━━ Data entries
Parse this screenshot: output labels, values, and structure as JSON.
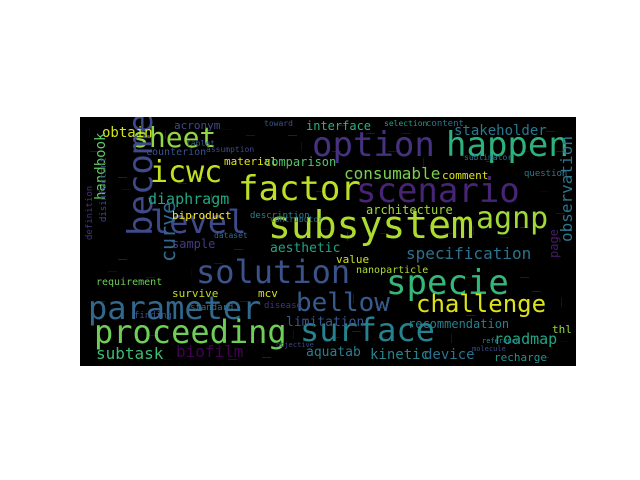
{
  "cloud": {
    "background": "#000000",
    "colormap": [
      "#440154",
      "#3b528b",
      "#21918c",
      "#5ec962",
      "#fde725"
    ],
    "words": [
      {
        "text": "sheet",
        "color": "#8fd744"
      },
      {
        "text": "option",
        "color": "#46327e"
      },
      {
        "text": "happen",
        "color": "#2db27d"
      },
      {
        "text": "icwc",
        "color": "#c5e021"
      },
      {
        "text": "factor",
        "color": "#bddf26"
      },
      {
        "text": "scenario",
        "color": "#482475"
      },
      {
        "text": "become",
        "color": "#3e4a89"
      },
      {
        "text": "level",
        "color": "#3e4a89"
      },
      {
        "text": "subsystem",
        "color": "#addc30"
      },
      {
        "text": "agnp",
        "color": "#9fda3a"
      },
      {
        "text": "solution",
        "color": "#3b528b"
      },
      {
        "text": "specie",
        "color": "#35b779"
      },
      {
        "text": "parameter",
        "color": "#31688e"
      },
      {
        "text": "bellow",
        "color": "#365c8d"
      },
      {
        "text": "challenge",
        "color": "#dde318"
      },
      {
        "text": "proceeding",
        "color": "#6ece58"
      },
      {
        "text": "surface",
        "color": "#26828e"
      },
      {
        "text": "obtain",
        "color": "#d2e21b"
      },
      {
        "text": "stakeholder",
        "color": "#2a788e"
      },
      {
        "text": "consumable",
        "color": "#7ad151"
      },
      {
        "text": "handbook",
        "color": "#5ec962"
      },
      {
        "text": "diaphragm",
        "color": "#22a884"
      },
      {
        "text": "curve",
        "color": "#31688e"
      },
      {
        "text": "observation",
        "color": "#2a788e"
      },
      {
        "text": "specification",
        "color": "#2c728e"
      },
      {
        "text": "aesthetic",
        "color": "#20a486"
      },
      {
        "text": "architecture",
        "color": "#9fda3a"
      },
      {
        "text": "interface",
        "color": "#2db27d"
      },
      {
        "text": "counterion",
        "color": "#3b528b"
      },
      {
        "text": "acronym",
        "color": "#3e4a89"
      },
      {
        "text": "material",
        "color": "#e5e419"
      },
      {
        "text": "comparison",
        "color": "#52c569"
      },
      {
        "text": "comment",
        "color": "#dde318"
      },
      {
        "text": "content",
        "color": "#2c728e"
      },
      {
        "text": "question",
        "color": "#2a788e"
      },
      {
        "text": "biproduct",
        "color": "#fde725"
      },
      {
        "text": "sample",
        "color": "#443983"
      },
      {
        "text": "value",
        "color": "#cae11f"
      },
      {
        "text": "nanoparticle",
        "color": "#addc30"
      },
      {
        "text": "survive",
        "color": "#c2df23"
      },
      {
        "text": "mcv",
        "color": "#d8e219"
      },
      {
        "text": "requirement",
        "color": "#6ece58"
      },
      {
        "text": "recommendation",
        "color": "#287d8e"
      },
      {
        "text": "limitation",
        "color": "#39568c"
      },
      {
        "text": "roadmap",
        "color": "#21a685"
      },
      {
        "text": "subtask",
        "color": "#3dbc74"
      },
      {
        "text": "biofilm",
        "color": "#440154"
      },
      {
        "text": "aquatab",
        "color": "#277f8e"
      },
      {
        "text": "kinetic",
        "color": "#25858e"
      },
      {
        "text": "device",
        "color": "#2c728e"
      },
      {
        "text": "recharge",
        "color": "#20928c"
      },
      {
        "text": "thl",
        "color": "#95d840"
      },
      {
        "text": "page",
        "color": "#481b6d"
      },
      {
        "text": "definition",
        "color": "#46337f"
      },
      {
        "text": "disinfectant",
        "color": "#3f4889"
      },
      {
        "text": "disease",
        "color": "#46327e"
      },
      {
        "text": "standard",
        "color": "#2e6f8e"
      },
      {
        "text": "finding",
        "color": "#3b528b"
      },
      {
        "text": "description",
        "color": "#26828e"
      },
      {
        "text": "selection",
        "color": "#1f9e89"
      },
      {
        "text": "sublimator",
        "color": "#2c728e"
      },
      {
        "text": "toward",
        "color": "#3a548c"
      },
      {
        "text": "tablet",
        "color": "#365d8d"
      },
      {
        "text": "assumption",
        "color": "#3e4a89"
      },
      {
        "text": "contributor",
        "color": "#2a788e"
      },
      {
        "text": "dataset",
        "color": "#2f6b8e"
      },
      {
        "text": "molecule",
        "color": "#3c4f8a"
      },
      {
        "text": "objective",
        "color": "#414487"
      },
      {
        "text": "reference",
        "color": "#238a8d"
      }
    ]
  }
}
━━━━
** Task directions **
From start to finish, output the listing exactly, but omit its pictures.

** Reply **
Parse this screenshot: output labels, values, and structure as JSON.
{
  "cloud": {
    "background": "#000000",
    "colormap": [
      "#440154",
      "#3b528b",
      "#21918c",
      "#5ec962",
      "#fde725"
    ],
    "words": [
      {
        "text": "sheet",
        "color": "#8fd744"
      },
      {
        "text": "option",
        "color": "#46327e"
      },
      {
        "text": "happen",
        "color": "#2db27d"
      },
      {
        "text": "icwc",
        "color": "#c5e021"
      },
      {
        "text": "factor",
        "color": "#bddf26"
      },
      {
        "text": "scenario",
        "color": "#482475"
      },
      {
        "text": "become",
        "color": "#3e4a89"
      },
      {
        "text": "level",
        "color": "#3e4a89"
      },
      {
        "text": "subsystem",
        "color": "#addc30"
      },
      {
        "text": "agnp",
        "color": "#9fda3a"
      },
      {
        "text": "solution",
        "color": "#3b528b"
      },
      {
        "text": "specie",
        "color": "#35b779"
      },
      {
        "text": "parameter",
        "color": "#31688e"
      },
      {
        "text": "bellow",
        "color": "#365c8d"
      },
      {
        "text": "challenge",
        "color": "#dde318"
      },
      {
        "text": "proceeding",
        "color": "#6ece58"
      },
      {
        "text": "surface",
        "color": "#26828e"
      },
      {
        "text": "obtain",
        "color": "#d2e21b"
      },
      {
        "text": "stakeholder",
        "color": "#2a788e"
      },
      {
        "text": "consumable",
        "color": "#7ad151"
      },
      {
        "text": "handbook",
        "color": "#5ec962"
      },
      {
        "text": "diaphragm",
        "color": "#22a884"
      },
      {
        "text": "curve",
        "color": "#31688e"
      },
      {
        "text": "observation",
        "color": "#2a788e"
      },
      {
        "text": "specification",
        "color": "#2c728e"
      },
      {
        "text": "aesthetic",
        "color": "#20a486"
      },
      {
        "text": "architecture",
        "color": "#9fda3a"
      },
      {
        "text": "interface",
        "color": "#2db27d"
      },
      {
        "text": "counterion",
        "color": "#3b528b"
      },
      {
        "text": "acronym",
        "color": "#3e4a89"
      },
      {
        "text": "material",
        "color": "#e5e419"
      },
      {
        "text": "comparison",
        "color": "#52c569"
      },
      {
        "text": "comment",
        "color": "#dde318"
      },
      {
        "text": "content",
        "color": "#2c728e"
      },
      {
        "text": "question",
        "color": "#2a788e"
      },
      {
        "text": "biproduct",
        "color": "#fde725"
      },
      {
        "text": "sample",
        "color": "#443983"
      },
      {
        "text": "value",
        "color": "#cae11f"
      },
      {
        "text": "nanoparticle",
        "color": "#addc30"
      },
      {
        "text": "survive",
        "color": "#c2df23"
      },
      {
        "text": "mcv",
        "color": "#d8e219"
      },
      {
        "text": "requirement",
        "color": "#6ece58"
      },
      {
        "text": "recommendation",
        "color": "#287d8e"
      },
      {
        "text": "limitation",
        "color": "#39568c"
      },
      {
        "text": "roadmap",
        "color": "#21a685"
      },
      {
        "text": "subtask",
        "color": "#3dbc74"
      },
      {
        "text": "biofilm",
        "color": "#440154"
      },
      {
        "text": "aquatab",
        "color": "#277f8e"
      },
      {
        "text": "kinetic",
        "color": "#25858e"
      },
      {
        "text": "device",
        "color": "#2c728e"
      },
      {
        "text": "recharge",
        "color": "#20928c"
      },
      {
        "text": "thl",
        "color": "#95d840"
      },
      {
        "text": "page",
        "color": "#481b6d"
      },
      {
        "text": "definition",
        "color": "#46337f"
      },
      {
        "text": "disinfectant",
        "color": "#3f4889"
      },
      {
        "text": "disease",
        "color": "#46327e"
      },
      {
        "text": "standard",
        "color": "#2e6f8e"
      },
      {
        "text": "finding",
        "color": "#3b528b"
      },
      {
        "text": "description",
        "color": "#26828e"
      },
      {
        "text": "selection",
        "color": "#1f9e89"
      },
      {
        "text": "sublimator",
        "color": "#2c728e"
      },
      {
        "text": "toward",
        "color": "#3a548c"
      },
      {
        "text": "tablet",
        "color": "#365d8d"
      },
      {
        "text": "assumption",
        "color": "#3e4a89"
      },
      {
        "text": "contributor",
        "color": "#2a788e"
      },
      {
        "text": "dataset",
        "color": "#2f6b8e"
      },
      {
        "text": "molecule",
        "color": "#3c4f8a"
      },
      {
        "text": "objective",
        "color": "#414487"
      },
      {
        "text": "reference",
        "color": "#238a8d"
      }
    ]
  }
}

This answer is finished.